- _DIRECTIONS_: Copy every entry exactly as given, minus the images.

- _DATA SHOWN_:
○ ○ ○ ○ ○

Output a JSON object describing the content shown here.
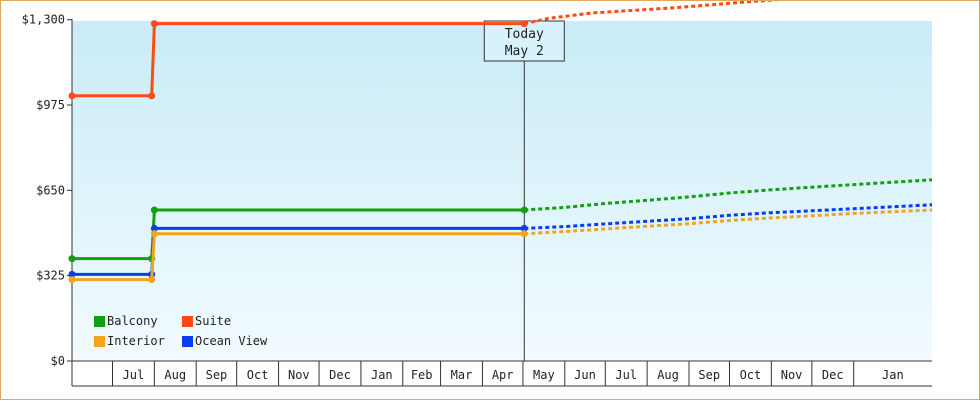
{
  "colors": {
    "background_top": "#c9ecf8",
    "background_bottom": "#f2fbfe",
    "frame_border": "#e0a85a",
    "axis": "#333333",
    "today_box_fill": "#d7f2fb"
  },
  "today_marker": {
    "line1": "Today",
    "line2": "May 2",
    "date": "2025-05-02"
  },
  "chart_data": {
    "type": "line",
    "title": "",
    "xlabel": "",
    "ylabel": "",
    "y_axis": {
      "min": 0,
      "max": 1295,
      "ticks": [
        0,
        325,
        650,
        975,
        1300
      ],
      "tick_labels": [
        "$0",
        "$325",
        "$650",
        "$975",
        "$1,300"
      ]
    },
    "x_axis": {
      "min": "2024-06-01",
      "max": "2026-02-28",
      "month_labels": [
        "Jul",
        "Aug",
        "Sep",
        "Oct",
        "Nov",
        "Dec",
        "Jan",
        "Feb",
        "Mar",
        "Apr",
        "May",
        "Jun",
        "Jul",
        "Aug",
        "Sep",
        "Oct",
        "Nov",
        "Dec",
        "Jan"
      ],
      "month_starts": [
        "2024-07-01",
        "2024-08-01",
        "2024-09-01",
        "2024-10-01",
        "2024-11-01",
        "2024-12-01",
        "2025-01-01",
        "2025-02-01",
        "2025-03-01",
        "2025-04-01",
        "2025-05-01",
        "2025-06-01",
        "2025-07-01",
        "2025-08-01",
        "2025-09-01",
        "2025-10-01",
        "2025-11-01",
        "2025-12-01",
        "2026-01-01"
      ]
    },
    "grid": false,
    "legend_position": "bottom-left",
    "series": [
      {
        "name": "Suite",
        "color": "#ff4a14",
        "history": [
          [
            "2024-06-01",
            1010
          ],
          [
            "2024-07-30",
            1010
          ],
          [
            "2024-08-01",
            1285
          ],
          [
            "2025-05-02",
            1285
          ]
        ],
        "forecast": [
          [
            "2025-05-02",
            1285
          ],
          [
            "2025-05-20",
            1305
          ],
          [
            "2025-06-20",
            1325
          ],
          [
            "2025-07-20",
            1335
          ],
          [
            "2025-08-20",
            1345
          ],
          [
            "2025-09-20",
            1358
          ],
          [
            "2025-10-20",
            1370
          ],
          [
            "2025-11-20",
            1382
          ],
          [
            "2025-12-20",
            1392
          ],
          [
            "2026-01-20",
            1405
          ],
          [
            "2026-02-28",
            1415
          ]
        ]
      },
      {
        "name": "Balcony",
        "color": "#11a011",
        "history": [
          [
            "2024-06-01",
            390
          ],
          [
            "2024-07-30",
            390
          ],
          [
            "2024-08-01",
            575
          ],
          [
            "2025-05-02",
            575
          ]
        ],
        "forecast": [
          [
            "2025-05-02",
            575
          ],
          [
            "2025-06-01",
            585
          ],
          [
            "2025-07-01",
            600
          ],
          [
            "2025-08-01",
            612
          ],
          [
            "2025-09-01",
            625
          ],
          [
            "2025-10-01",
            640
          ],
          [
            "2025-11-01",
            652
          ],
          [
            "2025-12-01",
            662
          ],
          [
            "2026-01-01",
            672
          ],
          [
            "2026-02-28",
            690
          ]
        ]
      },
      {
        "name": "Ocean View",
        "color": "#0a3df2",
        "history": [
          [
            "2024-06-01",
            330
          ],
          [
            "2024-07-30",
            330
          ],
          [
            "2024-08-01",
            505
          ],
          [
            "2025-05-02",
            505
          ]
        ],
        "forecast": [
          [
            "2025-05-02",
            505
          ],
          [
            "2025-06-01",
            512
          ],
          [
            "2025-07-01",
            522
          ],
          [
            "2025-08-01",
            532
          ],
          [
            "2025-09-01",
            542
          ],
          [
            "2025-10-01",
            555
          ],
          [
            "2025-11-01",
            565
          ],
          [
            "2025-12-01",
            572
          ],
          [
            "2026-01-01",
            580
          ],
          [
            "2026-02-28",
            595
          ]
        ]
      },
      {
        "name": "Interior",
        "color": "#f5a21e",
        "history": [
          [
            "2024-06-01",
            310
          ],
          [
            "2024-07-30",
            310
          ],
          [
            "2024-08-01",
            485
          ],
          [
            "2025-05-02",
            485
          ]
        ],
        "forecast": [
          [
            "2025-05-02",
            485
          ],
          [
            "2025-06-01",
            493
          ],
          [
            "2025-07-01",
            503
          ],
          [
            "2025-08-01",
            513
          ],
          [
            "2025-09-01",
            523
          ],
          [
            "2025-10-01",
            535
          ],
          [
            "2025-11-01",
            545
          ],
          [
            "2025-12-01",
            553
          ],
          [
            "2026-01-01",
            562
          ],
          [
            "2026-02-28",
            575
          ]
        ]
      }
    ],
    "legend_rows": [
      [
        "Balcony",
        "Suite"
      ],
      [
        "Interior",
        "Ocean View"
      ]
    ]
  }
}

○ ○ ○ ○ ○

- _EXERCISE OUTPUT_:
Output a JSON object describing the content shown here.
{
  "colors": {
    "background_top": "#c9ecf8",
    "background_bottom": "#f2fbfe",
    "frame_border": "#e0a85a",
    "axis": "#333333",
    "today_box_fill": "#d7f2fb"
  },
  "today_marker": {
    "line1": "Today",
    "line2": "May 2",
    "date": "2025-05-02"
  },
  "chart_data": {
    "type": "line",
    "title": "",
    "xlabel": "",
    "ylabel": "",
    "y_axis": {
      "min": 0,
      "max": 1295,
      "ticks": [
        0,
        325,
        650,
        975,
        1300
      ],
      "tick_labels": [
        "$0",
        "$325",
        "$650",
        "$975",
        "$1,300"
      ]
    },
    "x_axis": {
      "min": "2024-06-01",
      "max": "2026-02-28",
      "month_labels": [
        "Jul",
        "Aug",
        "Sep",
        "Oct",
        "Nov",
        "Dec",
        "Jan",
        "Feb",
        "Mar",
        "Apr",
        "May",
        "Jun",
        "Jul",
        "Aug",
        "Sep",
        "Oct",
        "Nov",
        "Dec",
        "Jan"
      ],
      "month_starts": [
        "2024-07-01",
        "2024-08-01",
        "2024-09-01",
        "2024-10-01",
        "2024-11-01",
        "2024-12-01",
        "2025-01-01",
        "2025-02-01",
        "2025-03-01",
        "2025-04-01",
        "2025-05-01",
        "2025-06-01",
        "2025-07-01",
        "2025-08-01",
        "2025-09-01",
        "2025-10-01",
        "2025-11-01",
        "2025-12-01",
        "2026-01-01"
      ]
    },
    "grid": false,
    "legend_position": "bottom-left",
    "series": [
      {
        "name": "Suite",
        "color": "#ff4a14",
        "history": [
          [
            "2024-06-01",
            1010
          ],
          [
            "2024-07-30",
            1010
          ],
          [
            "2024-08-01",
            1285
          ],
          [
            "2025-05-02",
            1285
          ]
        ],
        "forecast": [
          [
            "2025-05-02",
            1285
          ],
          [
            "2025-05-20",
            1305
          ],
          [
            "2025-06-20",
            1325
          ],
          [
            "2025-07-20",
            1335
          ],
          [
            "2025-08-20",
            1345
          ],
          [
            "2025-09-20",
            1358
          ],
          [
            "2025-10-20",
            1370
          ],
          [
            "2025-11-20",
            1382
          ],
          [
            "2025-12-20",
            1392
          ],
          [
            "2026-01-20",
            1405
          ],
          [
            "2026-02-28",
            1415
          ]
        ]
      },
      {
        "name": "Balcony",
        "color": "#11a011",
        "history": [
          [
            "2024-06-01",
            390
          ],
          [
            "2024-07-30",
            390
          ],
          [
            "2024-08-01",
            575
          ],
          [
            "2025-05-02",
            575
          ]
        ],
        "forecast": [
          [
            "2025-05-02",
            575
          ],
          [
            "2025-06-01",
            585
          ],
          [
            "2025-07-01",
            600
          ],
          [
            "2025-08-01",
            612
          ],
          [
            "2025-09-01",
            625
          ],
          [
            "2025-10-01",
            640
          ],
          [
            "2025-11-01",
            652
          ],
          [
            "2025-12-01",
            662
          ],
          [
            "2026-01-01",
            672
          ],
          [
            "2026-02-28",
            690
          ]
        ]
      },
      {
        "name": "Ocean View",
        "color": "#0a3df2",
        "history": [
          [
            "2024-06-01",
            330
          ],
          [
            "2024-07-30",
            330
          ],
          [
            "2024-08-01",
            505
          ],
          [
            "2025-05-02",
            505
          ]
        ],
        "forecast": [
          [
            "2025-05-02",
            505
          ],
          [
            "2025-06-01",
            512
          ],
          [
            "2025-07-01",
            522
          ],
          [
            "2025-08-01",
            532
          ],
          [
            "2025-09-01",
            542
          ],
          [
            "2025-10-01",
            555
          ],
          [
            "2025-11-01",
            565
          ],
          [
            "2025-12-01",
            572
          ],
          [
            "2026-01-01",
            580
          ],
          [
            "2026-02-28",
            595
          ]
        ]
      },
      {
        "name": "Interior",
        "color": "#f5a21e",
        "history": [
          [
            "2024-06-01",
            310
          ],
          [
            "2024-07-30",
            310
          ],
          [
            "2024-08-01",
            485
          ],
          [
            "2025-05-02",
            485
          ]
        ],
        "forecast": [
          [
            "2025-05-02",
            485
          ],
          [
            "2025-06-01",
            493
          ],
          [
            "2025-07-01",
            503
          ],
          [
            "2025-08-01",
            513
          ],
          [
            "2025-09-01",
            523
          ],
          [
            "2025-10-01",
            535
          ],
          [
            "2025-11-01",
            545
          ],
          [
            "2025-12-01",
            553
          ],
          [
            "2026-01-01",
            562
          ],
          [
            "2026-02-28",
            575
          ]
        ]
      }
    ],
    "legend_rows": [
      [
        "Balcony",
        "Suite"
      ],
      [
        "Interior",
        "Ocean View"
      ]
    ]
  }
}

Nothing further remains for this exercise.